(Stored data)

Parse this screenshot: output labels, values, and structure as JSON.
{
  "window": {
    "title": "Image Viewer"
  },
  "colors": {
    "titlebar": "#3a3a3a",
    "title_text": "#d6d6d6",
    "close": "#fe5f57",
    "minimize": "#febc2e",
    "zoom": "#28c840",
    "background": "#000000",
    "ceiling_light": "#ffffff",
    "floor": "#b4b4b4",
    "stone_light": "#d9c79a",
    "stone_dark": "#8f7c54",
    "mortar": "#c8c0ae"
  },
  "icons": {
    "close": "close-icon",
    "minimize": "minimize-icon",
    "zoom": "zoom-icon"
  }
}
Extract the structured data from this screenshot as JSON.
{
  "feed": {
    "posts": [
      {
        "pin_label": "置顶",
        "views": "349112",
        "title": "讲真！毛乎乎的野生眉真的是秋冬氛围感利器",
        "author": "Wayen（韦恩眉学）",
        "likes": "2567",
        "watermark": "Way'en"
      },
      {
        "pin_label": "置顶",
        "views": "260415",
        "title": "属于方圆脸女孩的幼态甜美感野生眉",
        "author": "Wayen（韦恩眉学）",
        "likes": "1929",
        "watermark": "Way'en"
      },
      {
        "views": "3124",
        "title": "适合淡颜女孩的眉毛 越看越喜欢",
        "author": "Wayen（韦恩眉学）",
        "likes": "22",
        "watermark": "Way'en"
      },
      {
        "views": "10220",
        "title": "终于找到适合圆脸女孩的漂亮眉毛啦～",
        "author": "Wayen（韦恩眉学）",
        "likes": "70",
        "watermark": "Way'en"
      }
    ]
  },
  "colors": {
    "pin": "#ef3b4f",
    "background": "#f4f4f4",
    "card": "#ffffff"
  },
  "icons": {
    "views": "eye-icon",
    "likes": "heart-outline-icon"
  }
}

Exercise brief —
Give back exactly the lines from the line holding "Extract the structured" through the last line of the listing, including both.

Correct result —
Extract the structured data from this screenshot as JSON.
{
  "feed": {
    "posts": [
      {
        "pin_label": "置顶",
        "views": "349112",
        "title": "讲真！毛乎乎的野生眉真的是秋冬氛围感利器",
        "author": "Wayen（韦恩眉学）",
        "likes": "2567",
        "watermark": "Way'en"
      },
      {
        "pin_label": "置顶",
        "views": "260415",
        "title": "属于方圆脸女孩的幼态甜美感野生眉",
        "author": "Wayen（韦恩眉学）",
        "likes": "1929",
        "watermark": "Way'en"
      },
      {
        "views": "3124",
        "title": "适合淡颜女孩的眉毛 越看越喜欢",
        "author": "Wayen（韦恩眉学）",
        "likes": "22",
        "watermark": "Way'en"
      },
      {
        "views": "10220",
        "title": "终于找到适合圆脸女孩的漂亮眉毛啦～",
        "author": "Wayen（韦恩眉学）",
        "likes": "70",
        "watermark": "Way'en"
      }
    ]
  },
  "colors": {
    "pin": "#ef3b4f",
    "background": "#f4f4f4",
    "card": "#ffffff"
  },
  "icons": {
    "views": "eye-icon",
    "likes": "heart-outline-icon"
  }
}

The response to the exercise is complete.